* **What the task asks**:
From the text on Spain and the Catalan referendum, set down word for word the part that opens with the words containing "These televised images" and closes with "the National Police.".

* **Page**:
These televised images of the police brutality shocked the population, who responded by going to the streets in masses to protest against the National Police.

These popular protests forced the repression to end by early afternoon, allowing people to keep voting until 8:00 p.m. It was the victory of the population over the Central State and its police. The repression was not able to stop the referendum, with 2.5 million voting (approximately 43% of the electorate) and 90 percent favoring independence. The police assault not only failed to stop the vote, it infuriated people who had not planned to vote because they did not sympathize with the pro-independence movement led by the Catalan government. Many of them were from the working-class districts of Barcelona. After seeing the National Police brutality, they voted as a protest against the police behavior. It also showed, among other things, the incompetence of the Spanish government and its police.

Why Did This Happen?


Most of the international press has reported on the police riots, but they did not explain the political context that has led to the current situation. Two visions of Spain have always existed. One sees Spain as a uninational state, centered in the capital of the Spanish Kingdom, Madrid. This vision denies the existence of other nations in Spain. It is based on the Borbonic Monarchy and is the vision of the Monarchic State, including the armed forces and the Catholic Church; it is the conservative version of Spain.

Another vision of Spain, however, is plurinational, which recognizes other nations in Spain, including Catalonia, the Basque Country, and Galicia. Each one of these nations has its own language, culture, and history, and all of them prefer a republic rather than a monarchy as a form of state. It has always been the left republican vision of Spain. It had its full expression during the Second Spanish Republic, from 1931 to 1939, known for its famous reforms that included land reform, stronger unions, the establishment of the public school system, women’s suffrage, divorce, abortion, and many other highly popular reforms.

The institutions whose interests were negatively affected by these reforms—the large land owners, the bankers, and the church, among others—stimulated a military coup led by General Francisco Franco, whose troops (helped by Nazi German and Italian Fascist troops) needed three years to defeat the Second Republic. Initially they thought the coup would take just three months, but it took much longer than expected because of the enormous resistance offered by the popular classes (whose republican government only received assistance from the Soviet Union and to a lesser extent from Mexico). The so-called Non-Intervention Treaty (signed by most Western democracies and also by Hitler and Mussolini) was not respected by the Fascist states of Germany and Italy, and they continued to arm the Spanish Army. The victory of the Fascist forces led to the triumph of Franco’s regime, one of the cruelest dictatorships established in Western Europe. According to Professor Edward Malekafis, an expert on European Fascism at Columbia University in New York, for every political assassination of Mussolini’s Fascist regime, Franco completed 10,000. This Fascist state brutally repressed Catalonia, forbidding the Catalan language and culture. The dictatorship became the extreme expression of the uninational view of Spain. Before dying, Franco appointed Juan Carlos I as king (the grandson to the former king of Spain, Alfonso XIII).

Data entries
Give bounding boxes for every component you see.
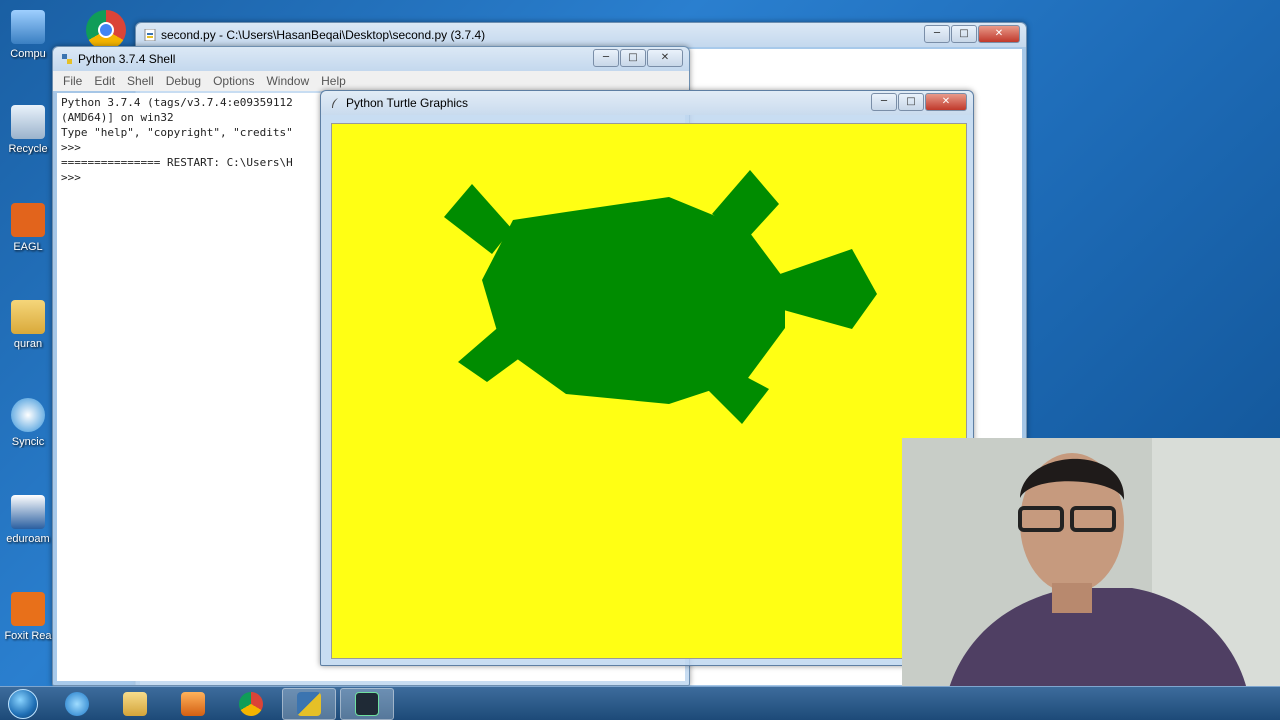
desktop-icon-quran[interactable]: quran bbox=[0, 300, 56, 350]
turtle-title: Python Turtle Graphics bbox=[346, 96, 469, 110]
turtle-canvas bbox=[331, 123, 967, 659]
close-button[interactable]: ✕ bbox=[925, 93, 967, 111]
shell-menubar: File Edit Shell Debug Options Window Hel… bbox=[53, 71, 689, 91]
windows-logo-icon bbox=[8, 688, 38, 719]
eduroam-icon bbox=[11, 495, 45, 529]
recycle-bin-icon bbox=[11, 105, 45, 139]
taskbar-file-explorer[interactable] bbox=[108, 688, 162, 720]
app-icon bbox=[355, 691, 379, 716]
close-button[interactable]: ✕ bbox=[978, 25, 1020, 43]
taskbar-chrome[interactable] bbox=[224, 688, 278, 720]
foxit-pdf-icon bbox=[11, 592, 45, 626]
menu-file[interactable]: File bbox=[63, 74, 82, 88]
turtle-shape bbox=[444, 170, 877, 424]
desktop-icon-label: quran bbox=[13, 338, 43, 350]
chrome-center-icon bbox=[98, 22, 114, 38]
desktop-icon-eduroam[interactable]: eduroam bbox=[0, 495, 56, 545]
minimize-button[interactable]: ─ bbox=[871, 93, 897, 111]
close-button[interactable]: ✕ bbox=[647, 49, 683, 67]
minimize-button[interactable]: ─ bbox=[924, 25, 950, 43]
menu-edit[interactable]: Edit bbox=[94, 74, 115, 88]
folder-icon bbox=[123, 691, 147, 716]
menu-options[interactable]: Options bbox=[213, 74, 254, 88]
folder-icon bbox=[11, 300, 45, 334]
shell-title: Python 3.7.4 Shell bbox=[78, 52, 176, 66]
desktop-icon-computer[interactable]: Compu bbox=[0, 10, 56, 60]
desktop-icon-foxit[interactable]: Foxit Rea bbox=[0, 592, 56, 642]
turtle-window-controls: ─ □ ✕ bbox=[870, 93, 967, 111]
chrome-desktop-icon[interactable] bbox=[86, 10, 126, 50]
menu-shell[interactable]: Shell bbox=[127, 74, 154, 88]
desktop-icon-label: Syncic bbox=[11, 436, 45, 448]
maximize-button[interactable]: □ bbox=[951, 25, 977, 43]
editor-titlebar[interactable]: second.py - C:\Users\HasanBeqai\Desktop\… bbox=[136, 23, 1026, 47]
desktop-icon-label: Foxit Rea bbox=[4, 630, 52, 642]
webcam-person-image bbox=[902, 438, 1280, 720]
taskbar bbox=[0, 686, 1280, 720]
webcam-overlay bbox=[902, 438, 1280, 720]
editor-window-controls: ─ □ ✕ bbox=[923, 25, 1020, 43]
media-player-icon bbox=[181, 691, 205, 716]
desktop-icon-label: EAGL bbox=[13, 241, 43, 253]
python-file-icon bbox=[144, 29, 156, 41]
desktop-icon-label: Recycle bbox=[8, 143, 48, 155]
start-button[interactable] bbox=[0, 687, 46, 720]
syncios-icon bbox=[11, 398, 45, 432]
menu-debug[interactable]: Debug bbox=[166, 74, 201, 88]
eagle-app-icon bbox=[11, 203, 45, 237]
python-icon bbox=[62, 54, 72, 64]
taskbar-internet-explorer[interactable] bbox=[50, 688, 104, 720]
minimize-button[interactable]: ─ bbox=[593, 49, 619, 67]
desktop-icon-eagle[interactable]: EAGL bbox=[0, 203, 56, 253]
taskbar-other-app[interactable] bbox=[340, 687, 394, 720]
desktop-icon-label: Compu bbox=[10, 48, 46, 60]
turtle-drawing bbox=[444, 170, 877, 424]
chrome-icon bbox=[239, 691, 263, 716]
taskbar-python-idle[interactable] bbox=[282, 687, 336, 720]
taskbar-media-player[interactable] bbox=[166, 688, 220, 720]
internet-explorer-icon bbox=[65, 691, 89, 716]
python-icon bbox=[297, 691, 321, 716]
turtle-head bbox=[780, 249, 877, 329]
maximize-button[interactable]: □ bbox=[620, 49, 646, 67]
desktop-icon-recycle-bin[interactable]: Recycle bbox=[0, 105, 56, 155]
turtle-window[interactable]: Python Turtle Graphics ─ □ ✕ bbox=[320, 90, 974, 666]
feather-icon bbox=[332, 98, 338, 108]
computer-icon bbox=[11, 10, 45, 44]
shell-window-controls: ─ □ ✕ bbox=[592, 49, 683, 67]
editor-title: second.py - C:\Users\HasanBeqai\Desktop\… bbox=[161, 28, 486, 42]
desktop-icon-syncios[interactable]: Syncic bbox=[0, 398, 56, 448]
menu-window[interactable]: Window bbox=[266, 74, 309, 88]
maximize-button[interactable]: □ bbox=[898, 93, 924, 111]
desktop-icon-label: eduroam bbox=[6, 533, 50, 545]
menu-help[interactable]: Help bbox=[321, 74, 346, 88]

* **Finished exercise**:
These televised images of the police brutality shocked the population, who responded by going to the streets in masses to protest against the National Police.